_PROBLEM DESCRIPTION_.
Where a line of the listing below includes the word "Решите", reproduce that line.
::: DATA ROWS
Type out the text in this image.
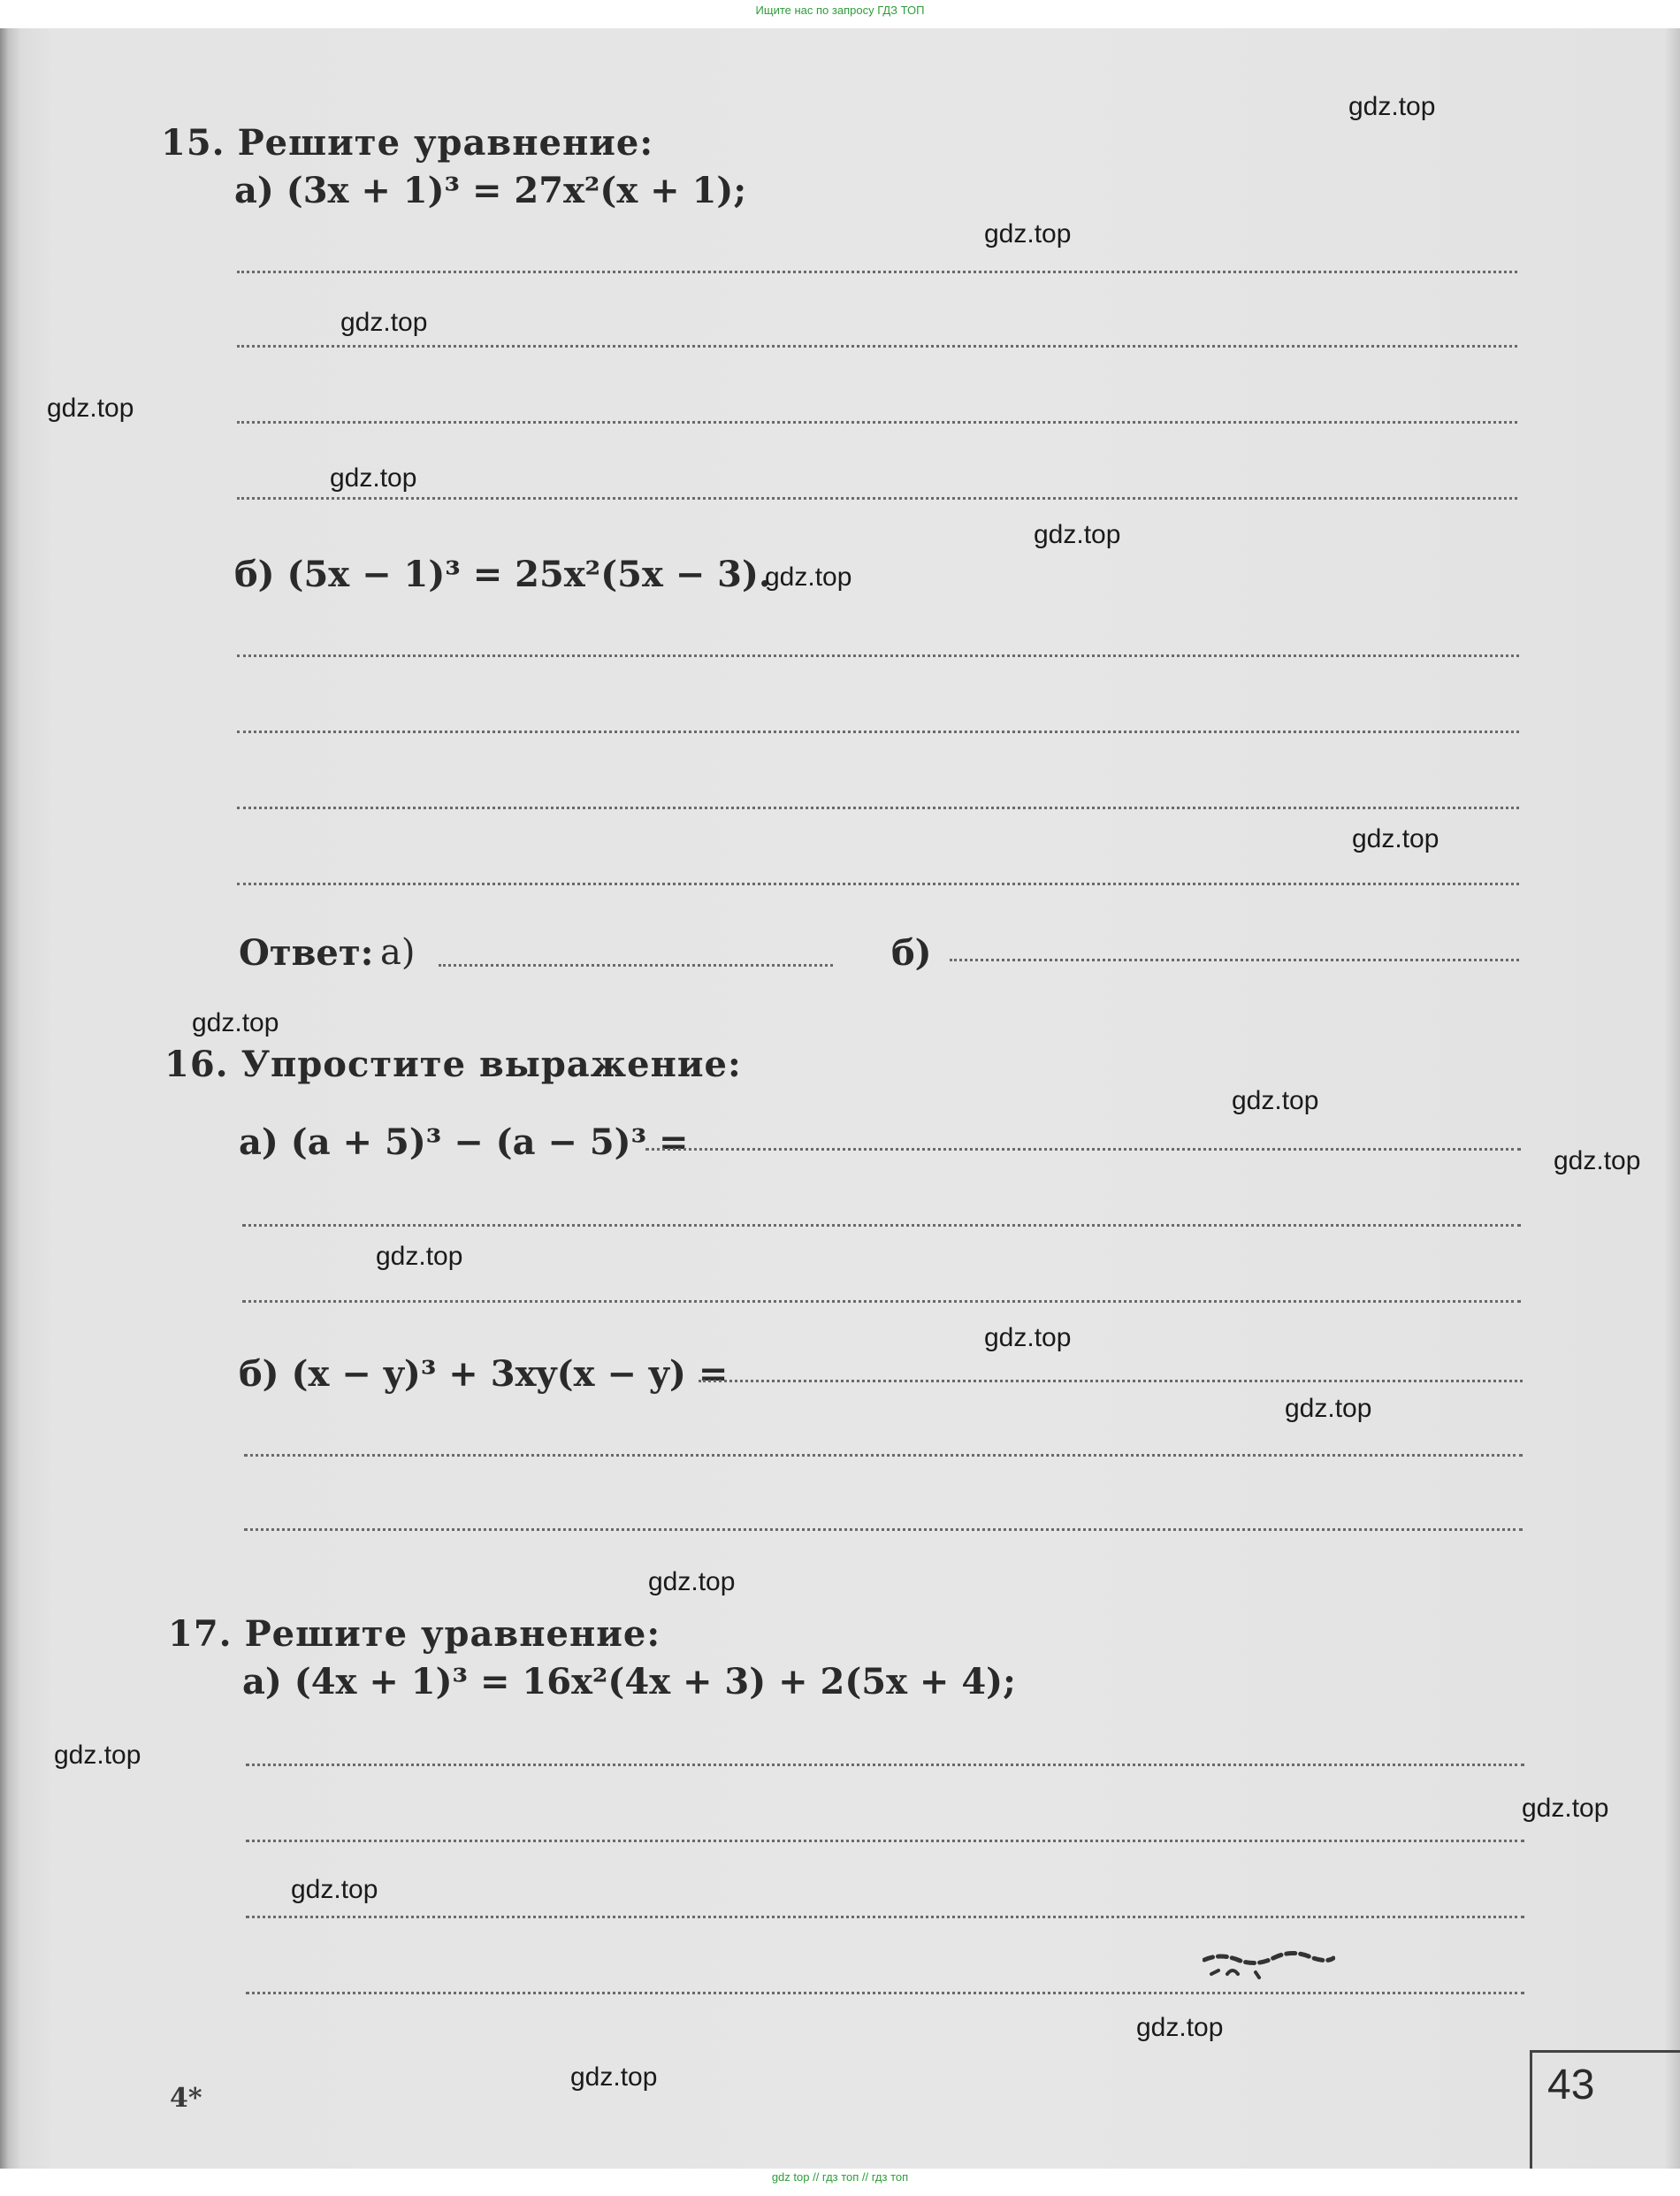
Ищите нас по запросу ГДЗ ТОП
15. Решите уравнение:
а) (3x + 1)³ = 27x²(x + 1);
б) (5x − 1)³ = 25x²(5x − 3).
Ответ: а)	б)
16. Упростите выражение:
а) (a + 5)³ − (a − 5)³ =
б) (x − y)³ + 3xy(x − y) =
17. Решите уравнение:
а) (4x + 1)³ = 16x²(4x + 3) + 2(5x + 4);
4*	43
gdz.top
gdz.top
gdz.top
gdz.top
gdz.top
gdz.top
gdz.top
gdz.top
gdz.top
gdz.top
gdz.top
gdz.top
gdz.top
gdz.top
gdz.top
gdz.top
gdz.top
gdz.top
gdz.top
gdz.top
gdz top // гдз топ // гдз топ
::::::
_RESPONSE TO THIS TASK_.
15. Решите уравнение:
17. Решите уравнение:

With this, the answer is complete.